# [Page excerpt]
Japan Real Time Charts and Data

Edward Hugh is only able to update this blog from time to time, but he does run a lively Twitter account with plenty of Japan related comment. He also maintains a collection of constantly updated Japan data charts with short updates on a Storify dedicated page Is Japan Once More Back in Deflation?

Friday, June 20, 2014

Will Japan Re-enter Deflation in April 2015?

Reading the most recent statements from Bank of Japan Governor Haruhiko Kuroda or Finance Minister Taro Aso you would get the impression that the days of deflation are now well and truly numbered in Japan. Martin Schulz, economist at Fujitsu Research Institute in Tokyo, goes even further. “Deflation is over in Japan,” he told Bloomberg Television First Up’s Angie Lau . Even Japan’s industrial leaders now believe inflation is here to stay: the country’s inflation rate will be 1.5 percent in the spring of 2015, and 1.7 percent in 2017, according to average forecasts in a Bank of Japan survey conducted in March this year.

But is such optimist justified? According to the Bank of Japan's favored index, which includes energy but not the cost of fresh food, inflation stood at an annual 3.2% in April. Sounds good if what you want to do is generate inflation.


But before getting too excited, it is worth bearing in mind that inflation one month earlier has stood at only 1.3% on the same measure. The difference between months is, naturally, the result of the impact of the 3% sales tax hike which came into force on 1 April. Without that, inflation would have been much lower since the base effect of the 20% yen devaluation is now starting to work its way out of the calculation. Indeed stripping out energy costs (which are the principal knock on cost effect of the devalued yen), inflation in April was but 2.3%, notably below the size of the tax hike. So the question which should be being asked is what will the level of annual inflation be in April 2015, assuming that is there are no further yen devaluations or tax hikes to help push the number back up again? Analysts at Credit Suisse seem pretty clear (see chart below), we’ll be back in deflation again.



Leaving aside the sustainability issue, the type of inflation Japan has been experiencing since the advent of Abenomics – driven by rising energy costs and tax hikes – also constitutes a problem. It has been described by Bloomberg journalists Tsuyoshi Inajima and Brian Swint as the "wrong kind", a way of putting things which highlights the amount of confusion there is out there about just what it is that the BoJ is doing and what it is supposed to be achieving.

To back their point they cite Klaus Baader, chief Asia Pacific economist for Societe Generale in Hong Kong to the effect that “this isn’t the kind of inflation we want in Japan to break the deflation mindset. We’d like inflation that is a reflection of higher wages, whereas this is pure cost inflation that decreases purchasing power.” So now we learn that Japan doesn’t need just any old inflation, it needs a very specific kind, which could be described as “demand pull”, but this brings us straight back to the original problem: domestic demand in Japan just isn’t strong enough to generate this kind of inflation, and nudging up inflation expectations for a couple of years won’t change anything substantial in this regard. Possibly the type of cost push inflation Japan is experiencing is the "wrong kind" for adherents of the Abenomics approach, but it is more than likely the only kind they are going to get. If the structural lack of demand argument I have been advancing is valid, then this means there is permanent downward pressure on costs in an environment of constant oversupply making inflationary wage increases difficult to envision. Indeed, as reported by another group of Bloomberg journalists (Masaki Kondo, Mariko Ishikawa and Yumi Ikeda) , reality itself belies such expectations, since Japan's wage index hit a post 1992 low at the start of 2013. And the downward drift has continued. In April 2014 the average basic salary fell for the 23rd straight month, declining 0.2 percent to 243,989 yen, while average real, or inflation-adjusted, wages decreased 3.1 percent from a year earlier, marking the largest year-on-year fall in more than four years.

# [Given information]
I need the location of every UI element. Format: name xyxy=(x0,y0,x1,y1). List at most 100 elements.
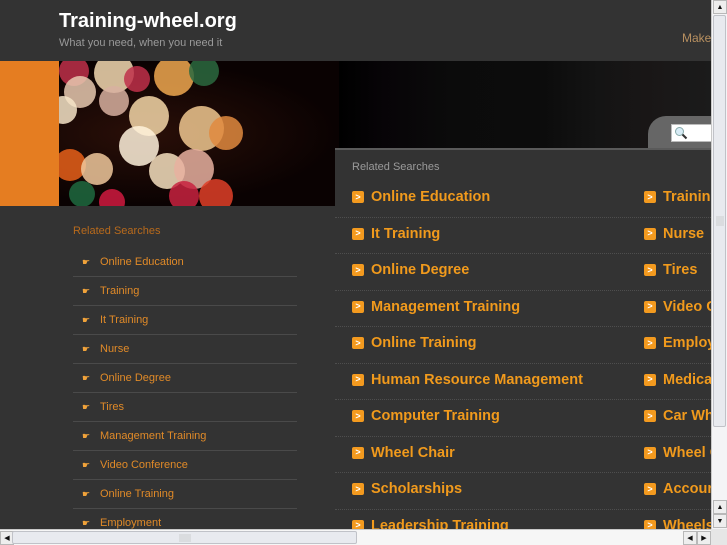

# [Your tasks]
- a) Reproduce the passage of the Japan deflation post from "Edward Hugh is" to "Back in Deflation?".
- b) List every person the Japan deflation post explicitly identifies as a Bloomberg journalist.
- c) Summarize the Japan deflation post in three sentences.

# [Solved tasks]
- a)
Edward Hugh is only able to update this blog from time to time, but he does run a lively Twitter account with plenty of Japan related comment. He also maintains a collection of constantly updated Japan data charts with short updates on a Storify dedicated page Is Japan Once More Back in Deflation?

- b)
Tsuyoshi Inajima
Brian Swint
Masaki Kondo
Mariko Ishikawa
Yumi Ikeda

- c) Officials, an economist and industrial leaders suggest that deflation is ending in Japan, but inflation on the Bank of Japan's favored index rose from 1.3% in March to 3.2% in April because of the 3% sales tax hike. With the base effect of the yen devaluation working its way out, Credit Suisse analysts expect a return to deflation by April 2015. The inflation comes from energy costs and tax hikes rather than higher wages, so it has been called the "wrong kind," and wages keep falling: real wages dropped 3.1% from a year earlier in April 2014.